** Start Data shown **
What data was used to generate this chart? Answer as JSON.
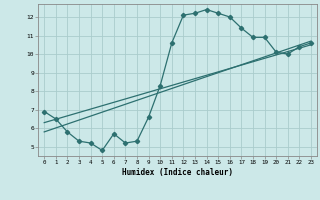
{
  "xlabel": "Humidex (Indice chaleur)",
  "xlim": [
    -0.5,
    23.5
  ],
  "ylim": [
    4.5,
    12.7
  ],
  "xticks": [
    0,
    1,
    2,
    3,
    4,
    5,
    6,
    7,
    8,
    9,
    10,
    11,
    12,
    13,
    14,
    15,
    16,
    17,
    18,
    19,
    20,
    21,
    22,
    23
  ],
  "yticks": [
    5,
    6,
    7,
    8,
    9,
    10,
    11,
    12
  ],
  "background_color": "#cce8e8",
  "grid_color": "#aacccc",
  "line_color": "#2d7070",
  "line1_x": [
    0,
    1,
    2,
    3,
    4,
    5,
    6,
    7,
    8,
    9,
    10,
    11,
    12,
    13,
    14,
    15,
    16,
    17,
    18,
    19,
    20,
    21,
    22,
    23
  ],
  "line1_y": [
    6.9,
    6.5,
    5.8,
    5.3,
    5.2,
    4.8,
    5.7,
    5.2,
    5.3,
    6.6,
    8.3,
    10.6,
    12.1,
    12.2,
    12.4,
    12.2,
    12.0,
    11.4,
    10.9,
    10.9,
    10.1,
    10.0,
    10.4,
    10.6
  ],
  "line2_x": [
    0,
    23
  ],
  "line2_y": [
    6.3,
    10.5
  ],
  "line3_x": [
    0,
    23
  ],
  "line3_y": [
    5.8,
    10.7
  ]
}
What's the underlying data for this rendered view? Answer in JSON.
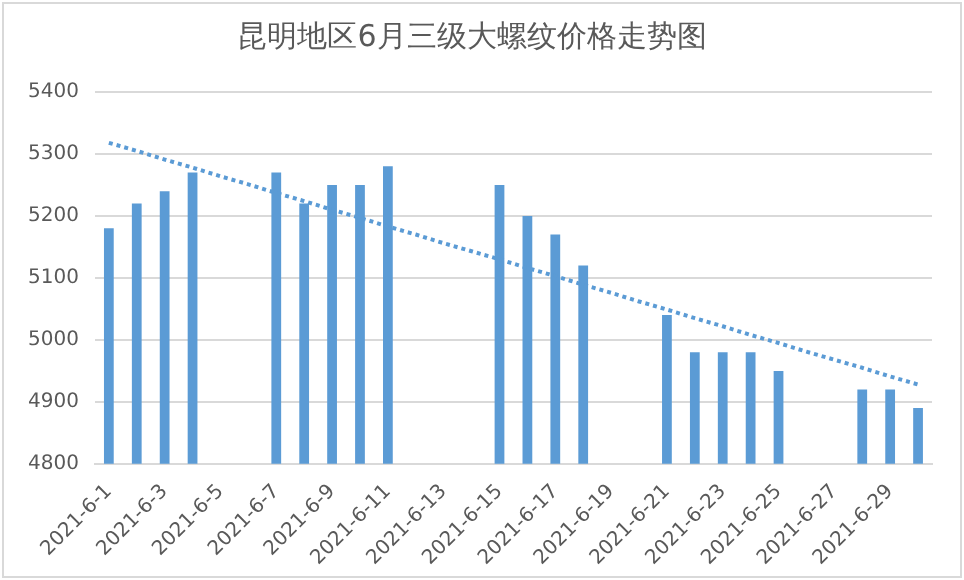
** End Data shown **
Transcribe the whole listing, character for character, but not its images.

◆ **Response to this exercise**
What data was used to generate this chart? Answer as JSON.
{
  "xlabel": "Humidex (Indice chaleur)",
  "xlim": [
    -0.5,
    23.5
  ],
  "ylim": [
    4.5,
    12.7
  ],
  "xticks": [
    0,
    1,
    2,
    3,
    4,
    5,
    6,
    7,
    8,
    9,
    10,
    11,
    12,
    13,
    14,
    15,
    16,
    17,
    18,
    19,
    20,
    21,
    22,
    23
  ],
  "yticks": [
    5,
    6,
    7,
    8,
    9,
    10,
    11,
    12
  ],
  "background_color": "#cce8e8",
  "grid_color": "#aacccc",
  "line_color": "#2d7070",
  "line1_x": [
    0,
    1,
    2,
    3,
    4,
    5,
    6,
    7,
    8,
    9,
    10,
    11,
    12,
    13,
    14,
    15,
    16,
    17,
    18,
    19,
    20,
    21,
    22,
    23
  ],
  "line1_y": [
    6.9,
    6.5,
    5.8,
    5.3,
    5.2,
    4.8,
    5.7,
    5.2,
    5.3,
    6.6,
    8.3,
    10.6,
    12.1,
    12.2,
    12.4,
    12.2,
    12.0,
    11.4,
    10.9,
    10.9,
    10.1,
    10.0,
    10.4,
    10.6
  ],
  "line2_x": [
    0,
    23
  ],
  "line2_y": [
    6.3,
    10.5
  ],
  "line3_x": [
    0,
    23
  ],
  "line3_y": [
    5.8,
    10.7
  ]
}
What's the underlying data for this rendered view? Answer in JSON.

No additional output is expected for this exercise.